### Exercise data

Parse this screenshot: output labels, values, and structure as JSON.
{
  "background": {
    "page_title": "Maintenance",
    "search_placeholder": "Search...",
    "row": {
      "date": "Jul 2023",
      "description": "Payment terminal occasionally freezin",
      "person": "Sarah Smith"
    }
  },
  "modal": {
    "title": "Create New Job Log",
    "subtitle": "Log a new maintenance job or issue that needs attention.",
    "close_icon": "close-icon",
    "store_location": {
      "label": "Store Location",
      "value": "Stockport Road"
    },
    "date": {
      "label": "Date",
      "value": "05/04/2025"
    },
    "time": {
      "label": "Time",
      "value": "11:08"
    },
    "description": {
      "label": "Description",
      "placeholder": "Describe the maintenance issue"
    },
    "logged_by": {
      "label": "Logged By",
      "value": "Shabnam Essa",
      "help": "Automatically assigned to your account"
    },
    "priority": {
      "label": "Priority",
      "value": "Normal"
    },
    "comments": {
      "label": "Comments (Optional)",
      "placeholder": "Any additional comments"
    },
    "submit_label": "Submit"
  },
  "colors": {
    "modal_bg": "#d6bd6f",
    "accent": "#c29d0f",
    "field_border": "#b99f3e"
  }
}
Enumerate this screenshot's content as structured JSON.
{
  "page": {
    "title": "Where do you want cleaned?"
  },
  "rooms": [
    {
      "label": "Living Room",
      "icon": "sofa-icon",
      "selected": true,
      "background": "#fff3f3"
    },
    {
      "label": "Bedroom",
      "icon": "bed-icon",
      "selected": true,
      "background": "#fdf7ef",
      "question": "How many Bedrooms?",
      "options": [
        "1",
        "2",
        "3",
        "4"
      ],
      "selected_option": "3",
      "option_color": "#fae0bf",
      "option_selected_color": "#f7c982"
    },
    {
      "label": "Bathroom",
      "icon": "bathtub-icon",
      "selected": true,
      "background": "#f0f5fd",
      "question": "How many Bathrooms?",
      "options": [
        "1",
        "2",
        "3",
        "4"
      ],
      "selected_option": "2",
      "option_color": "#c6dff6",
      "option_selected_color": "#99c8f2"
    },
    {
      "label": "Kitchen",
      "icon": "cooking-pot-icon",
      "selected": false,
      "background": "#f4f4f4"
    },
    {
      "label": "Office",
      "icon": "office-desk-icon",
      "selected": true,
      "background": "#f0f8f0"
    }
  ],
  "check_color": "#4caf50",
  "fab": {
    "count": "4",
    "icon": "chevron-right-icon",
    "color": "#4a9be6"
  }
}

######
### Exercise data

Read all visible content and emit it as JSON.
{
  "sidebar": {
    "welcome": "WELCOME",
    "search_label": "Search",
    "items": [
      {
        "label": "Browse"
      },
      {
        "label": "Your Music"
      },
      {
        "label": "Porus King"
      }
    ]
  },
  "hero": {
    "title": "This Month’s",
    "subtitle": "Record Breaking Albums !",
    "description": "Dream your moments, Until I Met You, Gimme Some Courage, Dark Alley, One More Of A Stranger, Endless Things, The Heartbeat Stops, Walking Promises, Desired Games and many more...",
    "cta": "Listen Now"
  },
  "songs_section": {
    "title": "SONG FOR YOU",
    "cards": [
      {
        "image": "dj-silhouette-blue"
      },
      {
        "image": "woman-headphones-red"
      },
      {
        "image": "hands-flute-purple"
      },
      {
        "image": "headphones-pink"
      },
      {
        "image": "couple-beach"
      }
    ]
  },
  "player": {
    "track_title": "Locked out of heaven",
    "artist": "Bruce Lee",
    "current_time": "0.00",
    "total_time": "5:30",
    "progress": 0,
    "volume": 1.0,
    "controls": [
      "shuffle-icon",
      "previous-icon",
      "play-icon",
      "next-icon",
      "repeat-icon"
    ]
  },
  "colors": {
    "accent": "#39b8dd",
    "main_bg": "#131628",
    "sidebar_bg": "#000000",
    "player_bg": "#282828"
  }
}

######

Go over the records above line by line and count those holding the word "screenshot". Reply only with the number.

» Correct output
2